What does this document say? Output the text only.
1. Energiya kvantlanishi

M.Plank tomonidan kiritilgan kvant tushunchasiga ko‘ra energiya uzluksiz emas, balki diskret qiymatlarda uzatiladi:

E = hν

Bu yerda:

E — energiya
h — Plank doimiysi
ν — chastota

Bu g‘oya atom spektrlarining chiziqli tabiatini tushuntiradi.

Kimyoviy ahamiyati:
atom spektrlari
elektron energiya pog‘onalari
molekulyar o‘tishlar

§ §

# EXERCISE AIM:
Copy every line of the records above that holds the word "atom".

# WRITTEN SOLUTION:
Bu g‘oya atom spektrlarining chiziqli tabiatini tushuntiradi.
atom spektrlari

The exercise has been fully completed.